▶ [What is needed] Read through the data and report every line in which the word "document" occurs.

##############################

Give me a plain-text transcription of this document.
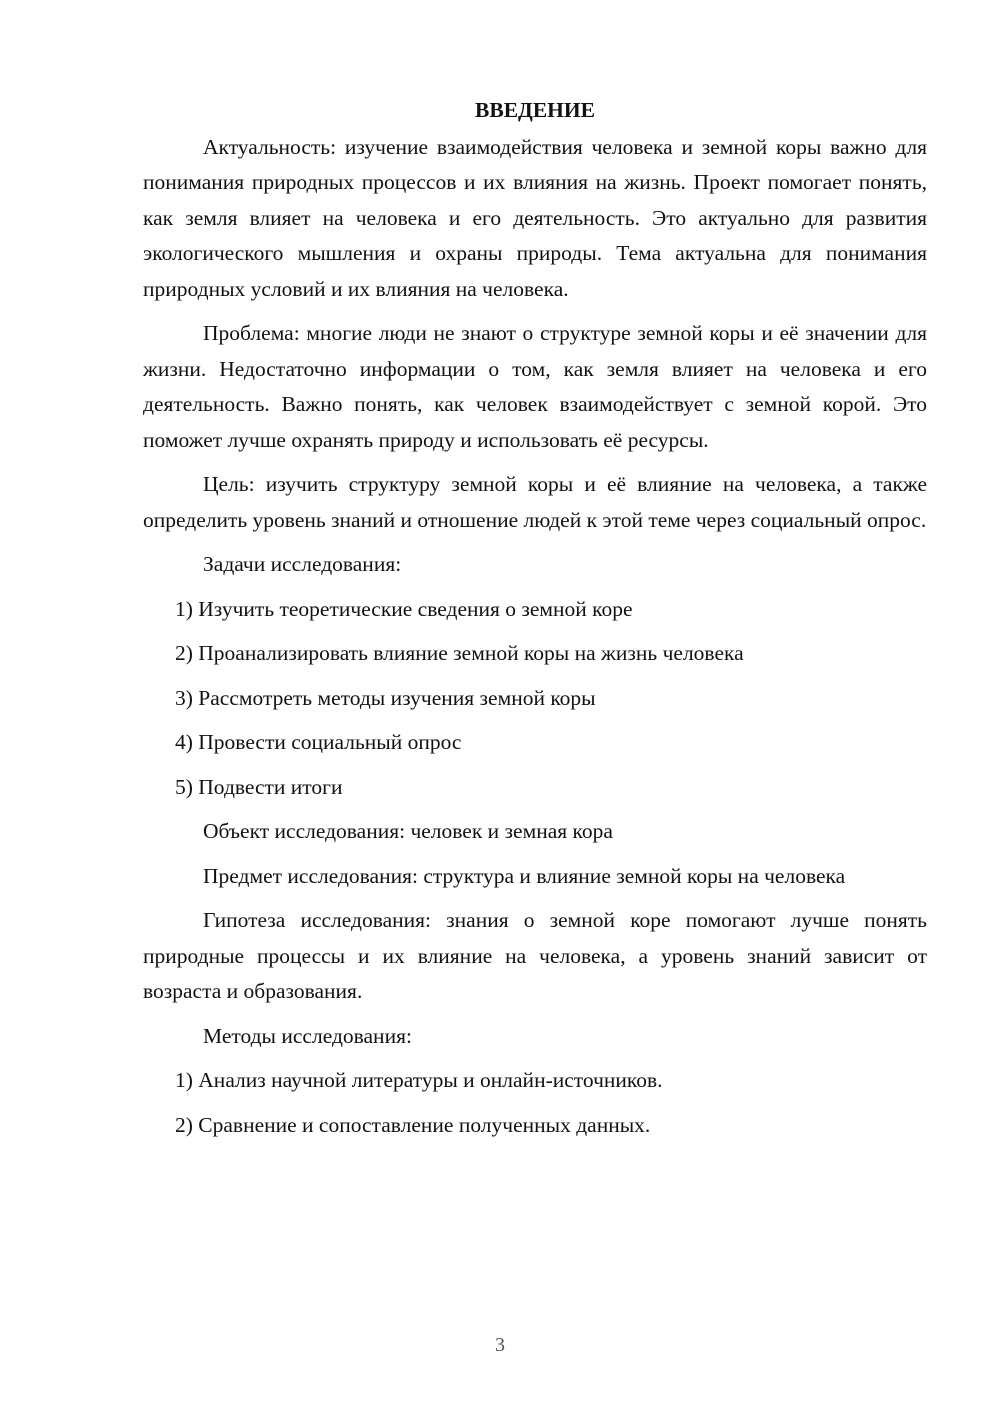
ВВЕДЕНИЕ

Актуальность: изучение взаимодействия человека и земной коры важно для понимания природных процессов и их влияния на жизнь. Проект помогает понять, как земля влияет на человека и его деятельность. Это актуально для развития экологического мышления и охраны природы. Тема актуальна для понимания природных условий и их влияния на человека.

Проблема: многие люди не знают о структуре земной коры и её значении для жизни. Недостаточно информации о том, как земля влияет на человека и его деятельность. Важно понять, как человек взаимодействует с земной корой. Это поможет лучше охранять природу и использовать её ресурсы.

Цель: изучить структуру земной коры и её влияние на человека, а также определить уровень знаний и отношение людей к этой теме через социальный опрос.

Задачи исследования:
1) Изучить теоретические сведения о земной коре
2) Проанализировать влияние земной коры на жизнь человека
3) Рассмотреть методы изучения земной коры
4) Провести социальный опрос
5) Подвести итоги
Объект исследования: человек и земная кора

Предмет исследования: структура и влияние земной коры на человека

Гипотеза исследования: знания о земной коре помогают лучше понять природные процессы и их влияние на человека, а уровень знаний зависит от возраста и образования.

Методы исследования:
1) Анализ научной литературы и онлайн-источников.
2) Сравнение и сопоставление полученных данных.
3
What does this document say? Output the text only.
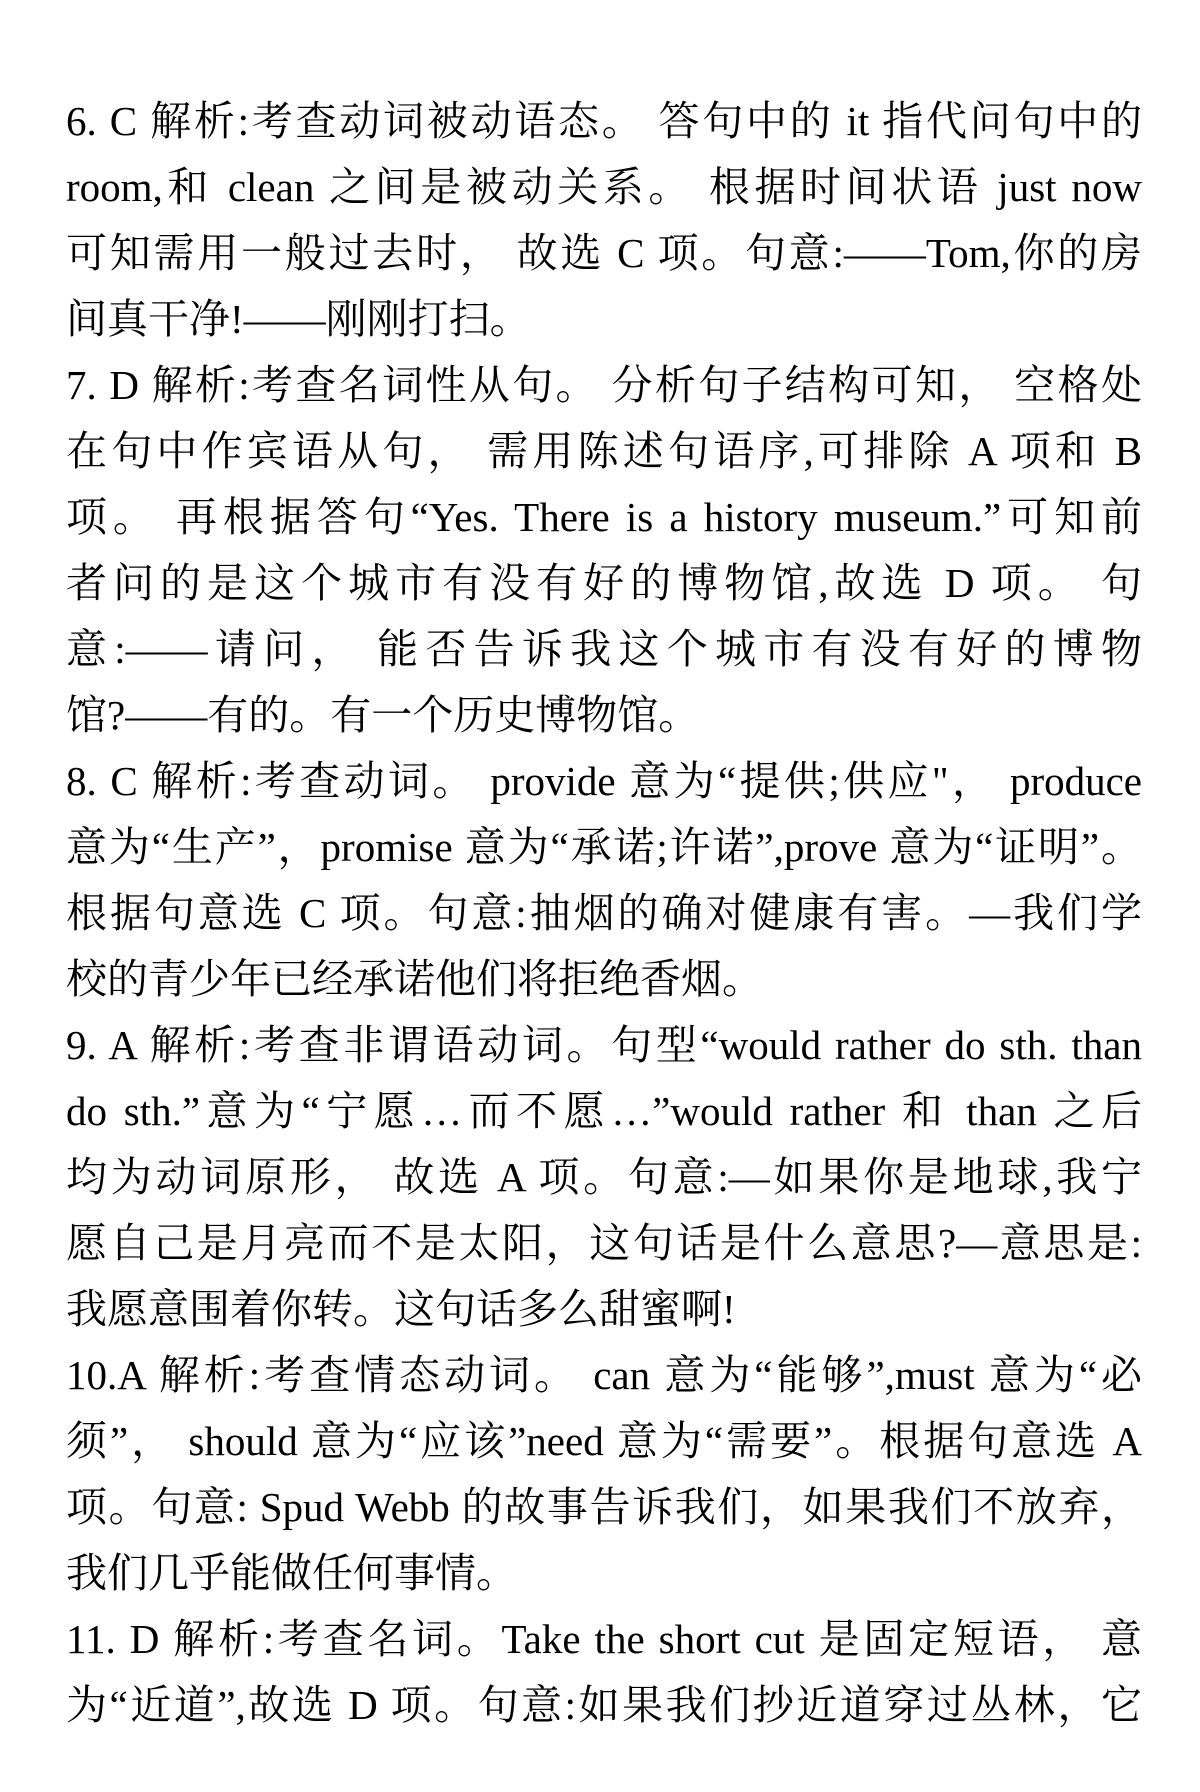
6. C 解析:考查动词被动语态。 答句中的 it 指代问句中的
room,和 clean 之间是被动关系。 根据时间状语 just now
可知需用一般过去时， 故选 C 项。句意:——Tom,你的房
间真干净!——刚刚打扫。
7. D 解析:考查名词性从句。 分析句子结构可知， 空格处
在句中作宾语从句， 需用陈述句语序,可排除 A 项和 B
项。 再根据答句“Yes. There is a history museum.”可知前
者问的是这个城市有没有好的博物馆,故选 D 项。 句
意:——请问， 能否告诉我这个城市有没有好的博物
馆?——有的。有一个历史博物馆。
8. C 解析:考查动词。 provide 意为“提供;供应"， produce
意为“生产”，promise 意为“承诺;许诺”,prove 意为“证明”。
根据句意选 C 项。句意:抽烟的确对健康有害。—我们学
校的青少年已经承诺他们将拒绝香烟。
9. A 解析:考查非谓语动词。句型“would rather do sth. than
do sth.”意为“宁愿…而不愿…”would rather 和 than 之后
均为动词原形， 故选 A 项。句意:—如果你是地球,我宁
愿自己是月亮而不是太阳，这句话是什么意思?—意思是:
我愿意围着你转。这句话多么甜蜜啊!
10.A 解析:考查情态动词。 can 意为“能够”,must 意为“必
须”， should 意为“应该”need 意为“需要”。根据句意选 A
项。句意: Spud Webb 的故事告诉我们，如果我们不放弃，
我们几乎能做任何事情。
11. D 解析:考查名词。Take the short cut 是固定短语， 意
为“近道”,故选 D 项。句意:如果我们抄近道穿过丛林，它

##############################

▶ [Right answer]
Give me a plain-text transcription of this document.
What does this document say? Output the text only.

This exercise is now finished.